INPUT FOR THIS TASK ::
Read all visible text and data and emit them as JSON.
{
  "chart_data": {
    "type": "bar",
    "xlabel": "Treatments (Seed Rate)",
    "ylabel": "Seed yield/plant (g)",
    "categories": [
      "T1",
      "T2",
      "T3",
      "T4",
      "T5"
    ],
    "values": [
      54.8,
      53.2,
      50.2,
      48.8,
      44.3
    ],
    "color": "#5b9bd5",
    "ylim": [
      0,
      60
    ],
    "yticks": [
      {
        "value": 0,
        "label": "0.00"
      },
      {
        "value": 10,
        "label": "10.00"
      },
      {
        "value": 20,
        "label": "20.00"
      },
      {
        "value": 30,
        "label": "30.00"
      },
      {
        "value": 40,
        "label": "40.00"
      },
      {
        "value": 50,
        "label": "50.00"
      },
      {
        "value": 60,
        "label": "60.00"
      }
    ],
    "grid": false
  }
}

WORK TO COMPLETE :: Give back all the records exactly as they stand.

RESULT OF THE EXERCISE ::
Read all visible text and data and emit them as JSON.
{
  "chart_data": {
    "type": "bar",
    "xlabel": "Treatments (Seed Rate)",
    "ylabel": "Seed yield/plant (g)",
    "categories": [
      "T1",
      "T2",
      "T3",
      "T4",
      "T5"
    ],
    "values": [
      54.8,
      53.2,
      50.2,
      48.8,
      44.3
    ],
    "color": "#5b9bd5",
    "ylim": [
      0,
      60
    ],
    "yticks": [
      {
        "value": 0,
        "label": "0.00"
      },
      {
        "value": 10,
        "label": "10.00"
      },
      {
        "value": 20,
        "label": "20.00"
      },
      {
        "value": 30,
        "label": "30.00"
      },
      {
        "value": 40,
        "label": "40.00"
      },
      {
        "value": 50,
        "label": "50.00"
      },
      {
        "value": 60,
        "label": "60.00"
      }
    ],
    "grid": false
  }
}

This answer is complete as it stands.